> _The request_:
Show every line of the records below that contains the word "structured".

Items from a figure collection
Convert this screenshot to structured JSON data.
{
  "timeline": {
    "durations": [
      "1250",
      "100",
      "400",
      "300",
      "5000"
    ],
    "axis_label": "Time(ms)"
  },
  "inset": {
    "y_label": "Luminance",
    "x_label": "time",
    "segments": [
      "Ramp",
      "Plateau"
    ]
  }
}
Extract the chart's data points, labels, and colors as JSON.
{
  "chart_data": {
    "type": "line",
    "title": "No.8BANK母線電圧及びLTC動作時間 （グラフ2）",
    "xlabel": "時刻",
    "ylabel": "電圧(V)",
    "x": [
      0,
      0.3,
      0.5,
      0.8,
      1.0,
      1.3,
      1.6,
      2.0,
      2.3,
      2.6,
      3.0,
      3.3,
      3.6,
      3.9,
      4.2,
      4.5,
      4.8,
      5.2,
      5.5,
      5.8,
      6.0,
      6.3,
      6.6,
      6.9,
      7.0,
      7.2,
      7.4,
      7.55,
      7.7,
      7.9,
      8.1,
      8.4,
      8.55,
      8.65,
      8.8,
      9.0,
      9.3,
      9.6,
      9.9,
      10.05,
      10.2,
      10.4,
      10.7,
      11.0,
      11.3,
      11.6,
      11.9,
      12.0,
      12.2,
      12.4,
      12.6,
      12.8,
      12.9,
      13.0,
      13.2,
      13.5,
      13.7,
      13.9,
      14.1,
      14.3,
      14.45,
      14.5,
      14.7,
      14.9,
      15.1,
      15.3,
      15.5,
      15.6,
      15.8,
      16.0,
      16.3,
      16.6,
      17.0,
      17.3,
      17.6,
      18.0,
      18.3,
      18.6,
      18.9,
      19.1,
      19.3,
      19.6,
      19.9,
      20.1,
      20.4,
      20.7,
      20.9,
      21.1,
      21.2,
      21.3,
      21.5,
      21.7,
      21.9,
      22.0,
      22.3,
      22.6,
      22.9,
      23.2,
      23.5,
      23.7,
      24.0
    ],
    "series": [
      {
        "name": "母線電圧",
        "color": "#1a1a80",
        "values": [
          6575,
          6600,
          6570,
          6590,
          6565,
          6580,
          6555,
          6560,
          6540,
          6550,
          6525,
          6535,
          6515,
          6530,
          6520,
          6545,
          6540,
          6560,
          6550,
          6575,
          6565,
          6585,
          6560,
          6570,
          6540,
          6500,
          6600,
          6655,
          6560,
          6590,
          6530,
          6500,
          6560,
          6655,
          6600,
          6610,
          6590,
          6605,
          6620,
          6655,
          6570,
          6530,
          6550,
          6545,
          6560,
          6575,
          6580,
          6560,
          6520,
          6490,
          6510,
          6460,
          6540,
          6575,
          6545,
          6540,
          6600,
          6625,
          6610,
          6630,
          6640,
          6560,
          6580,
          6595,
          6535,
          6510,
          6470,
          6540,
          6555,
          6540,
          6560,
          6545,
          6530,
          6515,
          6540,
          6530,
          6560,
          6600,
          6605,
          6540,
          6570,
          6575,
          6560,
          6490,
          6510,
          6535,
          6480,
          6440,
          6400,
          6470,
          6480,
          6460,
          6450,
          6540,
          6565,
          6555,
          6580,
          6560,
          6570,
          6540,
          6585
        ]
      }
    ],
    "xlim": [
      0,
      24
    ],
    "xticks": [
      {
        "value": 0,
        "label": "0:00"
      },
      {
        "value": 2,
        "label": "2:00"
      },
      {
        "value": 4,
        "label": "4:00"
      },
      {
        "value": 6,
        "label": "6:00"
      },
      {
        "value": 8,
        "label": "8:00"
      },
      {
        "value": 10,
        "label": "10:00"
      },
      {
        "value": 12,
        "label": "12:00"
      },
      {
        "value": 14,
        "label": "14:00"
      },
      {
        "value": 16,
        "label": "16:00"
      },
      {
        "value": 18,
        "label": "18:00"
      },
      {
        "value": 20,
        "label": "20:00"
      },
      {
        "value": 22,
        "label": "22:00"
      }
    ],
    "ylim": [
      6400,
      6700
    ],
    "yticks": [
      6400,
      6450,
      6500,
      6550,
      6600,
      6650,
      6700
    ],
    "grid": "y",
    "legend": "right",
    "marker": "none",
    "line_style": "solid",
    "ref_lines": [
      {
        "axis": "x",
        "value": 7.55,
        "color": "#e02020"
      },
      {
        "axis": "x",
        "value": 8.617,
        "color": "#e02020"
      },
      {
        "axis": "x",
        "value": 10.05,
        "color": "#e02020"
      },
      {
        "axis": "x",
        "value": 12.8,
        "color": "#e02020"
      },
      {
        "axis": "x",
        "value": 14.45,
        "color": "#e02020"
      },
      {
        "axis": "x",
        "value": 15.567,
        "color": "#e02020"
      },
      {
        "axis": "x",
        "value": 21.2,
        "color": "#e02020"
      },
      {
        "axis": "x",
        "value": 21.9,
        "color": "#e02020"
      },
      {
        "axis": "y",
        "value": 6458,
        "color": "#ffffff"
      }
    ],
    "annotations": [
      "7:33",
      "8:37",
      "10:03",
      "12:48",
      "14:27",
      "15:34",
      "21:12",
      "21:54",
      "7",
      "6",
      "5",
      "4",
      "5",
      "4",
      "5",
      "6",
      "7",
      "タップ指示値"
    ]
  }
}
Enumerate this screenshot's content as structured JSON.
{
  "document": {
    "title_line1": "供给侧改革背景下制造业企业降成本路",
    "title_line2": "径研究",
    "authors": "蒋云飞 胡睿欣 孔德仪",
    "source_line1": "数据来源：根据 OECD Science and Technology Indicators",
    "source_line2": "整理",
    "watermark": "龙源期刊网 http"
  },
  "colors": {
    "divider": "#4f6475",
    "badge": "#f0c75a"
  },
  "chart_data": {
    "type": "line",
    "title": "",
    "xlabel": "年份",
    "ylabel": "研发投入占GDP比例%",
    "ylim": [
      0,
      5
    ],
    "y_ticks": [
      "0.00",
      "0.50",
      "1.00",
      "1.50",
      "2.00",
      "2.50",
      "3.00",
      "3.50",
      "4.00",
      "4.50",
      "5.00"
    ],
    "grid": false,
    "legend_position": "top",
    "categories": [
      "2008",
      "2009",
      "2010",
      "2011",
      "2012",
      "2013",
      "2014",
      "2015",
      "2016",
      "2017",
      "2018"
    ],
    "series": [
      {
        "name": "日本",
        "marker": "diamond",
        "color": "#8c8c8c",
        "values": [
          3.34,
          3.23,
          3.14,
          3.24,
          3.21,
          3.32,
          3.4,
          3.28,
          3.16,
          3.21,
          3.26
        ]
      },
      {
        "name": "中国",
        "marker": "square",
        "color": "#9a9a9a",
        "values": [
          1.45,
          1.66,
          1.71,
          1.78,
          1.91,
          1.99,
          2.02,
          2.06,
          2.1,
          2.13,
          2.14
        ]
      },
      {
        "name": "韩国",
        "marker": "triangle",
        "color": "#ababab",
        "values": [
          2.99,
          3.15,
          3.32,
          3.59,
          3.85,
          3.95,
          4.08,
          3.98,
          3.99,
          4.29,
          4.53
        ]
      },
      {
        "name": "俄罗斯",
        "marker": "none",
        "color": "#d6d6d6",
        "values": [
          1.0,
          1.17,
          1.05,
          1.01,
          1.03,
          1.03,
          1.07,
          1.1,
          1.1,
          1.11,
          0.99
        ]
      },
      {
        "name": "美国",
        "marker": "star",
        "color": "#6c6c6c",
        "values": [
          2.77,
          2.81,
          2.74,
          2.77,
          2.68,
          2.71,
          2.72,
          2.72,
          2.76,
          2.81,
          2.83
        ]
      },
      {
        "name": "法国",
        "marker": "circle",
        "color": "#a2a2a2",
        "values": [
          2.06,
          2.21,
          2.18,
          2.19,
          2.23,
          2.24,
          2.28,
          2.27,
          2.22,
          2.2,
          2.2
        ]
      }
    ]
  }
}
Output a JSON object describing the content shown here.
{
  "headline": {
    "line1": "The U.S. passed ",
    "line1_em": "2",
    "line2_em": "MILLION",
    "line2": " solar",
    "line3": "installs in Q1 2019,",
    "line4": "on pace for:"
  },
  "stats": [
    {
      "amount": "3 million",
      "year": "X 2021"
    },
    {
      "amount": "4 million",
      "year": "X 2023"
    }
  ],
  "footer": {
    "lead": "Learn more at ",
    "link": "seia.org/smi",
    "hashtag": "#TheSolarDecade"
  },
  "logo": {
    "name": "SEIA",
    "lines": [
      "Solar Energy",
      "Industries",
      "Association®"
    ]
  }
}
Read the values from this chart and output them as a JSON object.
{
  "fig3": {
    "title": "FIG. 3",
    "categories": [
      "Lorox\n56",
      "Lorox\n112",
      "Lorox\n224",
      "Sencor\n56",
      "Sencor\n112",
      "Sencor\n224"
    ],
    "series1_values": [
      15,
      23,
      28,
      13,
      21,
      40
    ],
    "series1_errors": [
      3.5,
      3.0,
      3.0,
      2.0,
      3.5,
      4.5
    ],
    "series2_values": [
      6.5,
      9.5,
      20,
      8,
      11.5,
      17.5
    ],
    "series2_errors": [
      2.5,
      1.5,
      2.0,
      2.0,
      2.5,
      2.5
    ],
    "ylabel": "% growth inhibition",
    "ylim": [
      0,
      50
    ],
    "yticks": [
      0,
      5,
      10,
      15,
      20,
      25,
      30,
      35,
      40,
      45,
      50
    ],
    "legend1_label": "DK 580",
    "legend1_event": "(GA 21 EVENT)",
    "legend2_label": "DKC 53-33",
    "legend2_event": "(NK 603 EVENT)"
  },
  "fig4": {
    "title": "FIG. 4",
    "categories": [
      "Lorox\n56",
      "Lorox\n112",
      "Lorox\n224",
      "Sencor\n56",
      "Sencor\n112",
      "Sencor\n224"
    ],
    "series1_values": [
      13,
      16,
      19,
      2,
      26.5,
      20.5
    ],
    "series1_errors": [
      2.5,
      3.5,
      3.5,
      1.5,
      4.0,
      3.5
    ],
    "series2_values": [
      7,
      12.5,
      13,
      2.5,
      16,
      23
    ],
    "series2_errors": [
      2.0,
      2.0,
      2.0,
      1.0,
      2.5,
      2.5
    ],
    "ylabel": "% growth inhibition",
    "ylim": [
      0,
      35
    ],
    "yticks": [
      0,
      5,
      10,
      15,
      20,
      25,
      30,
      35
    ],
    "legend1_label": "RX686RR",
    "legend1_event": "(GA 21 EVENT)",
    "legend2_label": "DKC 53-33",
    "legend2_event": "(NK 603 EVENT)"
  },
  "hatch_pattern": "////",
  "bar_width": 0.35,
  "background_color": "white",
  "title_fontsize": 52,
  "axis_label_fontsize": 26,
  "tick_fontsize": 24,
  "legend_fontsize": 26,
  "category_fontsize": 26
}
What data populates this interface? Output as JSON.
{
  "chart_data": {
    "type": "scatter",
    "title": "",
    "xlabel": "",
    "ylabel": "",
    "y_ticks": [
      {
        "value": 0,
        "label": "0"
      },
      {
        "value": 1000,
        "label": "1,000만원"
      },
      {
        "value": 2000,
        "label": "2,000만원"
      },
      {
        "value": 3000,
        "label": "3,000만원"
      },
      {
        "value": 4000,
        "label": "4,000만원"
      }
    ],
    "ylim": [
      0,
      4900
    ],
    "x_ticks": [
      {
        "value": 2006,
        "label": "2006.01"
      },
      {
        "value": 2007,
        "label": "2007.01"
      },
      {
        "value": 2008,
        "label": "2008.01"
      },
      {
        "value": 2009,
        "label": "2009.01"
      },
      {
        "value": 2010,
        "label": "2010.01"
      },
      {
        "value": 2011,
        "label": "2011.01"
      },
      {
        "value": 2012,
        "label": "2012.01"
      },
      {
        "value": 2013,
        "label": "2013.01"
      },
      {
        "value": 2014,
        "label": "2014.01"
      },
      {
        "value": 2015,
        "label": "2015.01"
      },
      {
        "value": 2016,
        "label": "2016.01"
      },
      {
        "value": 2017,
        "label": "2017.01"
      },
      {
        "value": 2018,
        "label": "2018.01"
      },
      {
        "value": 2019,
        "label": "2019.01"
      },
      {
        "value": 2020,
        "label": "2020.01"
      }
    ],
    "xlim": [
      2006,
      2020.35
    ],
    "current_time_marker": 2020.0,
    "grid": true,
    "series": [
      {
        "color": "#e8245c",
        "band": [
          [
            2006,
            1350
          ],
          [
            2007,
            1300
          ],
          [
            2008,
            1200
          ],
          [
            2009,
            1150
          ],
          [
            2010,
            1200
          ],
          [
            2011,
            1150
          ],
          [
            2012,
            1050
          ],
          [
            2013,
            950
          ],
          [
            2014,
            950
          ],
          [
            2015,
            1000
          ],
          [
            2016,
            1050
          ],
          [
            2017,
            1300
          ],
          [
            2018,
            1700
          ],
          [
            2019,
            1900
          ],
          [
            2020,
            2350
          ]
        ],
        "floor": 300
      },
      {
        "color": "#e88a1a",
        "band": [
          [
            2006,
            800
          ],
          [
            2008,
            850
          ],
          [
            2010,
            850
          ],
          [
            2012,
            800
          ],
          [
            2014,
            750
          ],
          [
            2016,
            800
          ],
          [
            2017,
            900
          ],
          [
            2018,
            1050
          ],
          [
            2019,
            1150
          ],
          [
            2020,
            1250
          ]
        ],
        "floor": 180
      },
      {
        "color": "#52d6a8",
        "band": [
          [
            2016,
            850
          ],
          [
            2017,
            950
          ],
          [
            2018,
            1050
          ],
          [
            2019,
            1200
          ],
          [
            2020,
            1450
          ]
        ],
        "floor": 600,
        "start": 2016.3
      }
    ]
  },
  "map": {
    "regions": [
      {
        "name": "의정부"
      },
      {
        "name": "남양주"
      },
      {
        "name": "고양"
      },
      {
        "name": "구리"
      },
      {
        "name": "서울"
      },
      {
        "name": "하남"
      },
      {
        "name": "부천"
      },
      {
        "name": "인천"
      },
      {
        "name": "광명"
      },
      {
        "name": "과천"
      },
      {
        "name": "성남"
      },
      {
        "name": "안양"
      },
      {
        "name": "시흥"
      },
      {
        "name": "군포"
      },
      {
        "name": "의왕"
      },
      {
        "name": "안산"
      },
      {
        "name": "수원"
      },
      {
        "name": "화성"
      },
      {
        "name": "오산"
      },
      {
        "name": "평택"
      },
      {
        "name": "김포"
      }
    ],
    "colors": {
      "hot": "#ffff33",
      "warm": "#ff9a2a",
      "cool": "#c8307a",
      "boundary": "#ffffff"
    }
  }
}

> _Result_:
Convert this screenshot to structured JSON data.
Enumerate this screenshot's content as structured JSON.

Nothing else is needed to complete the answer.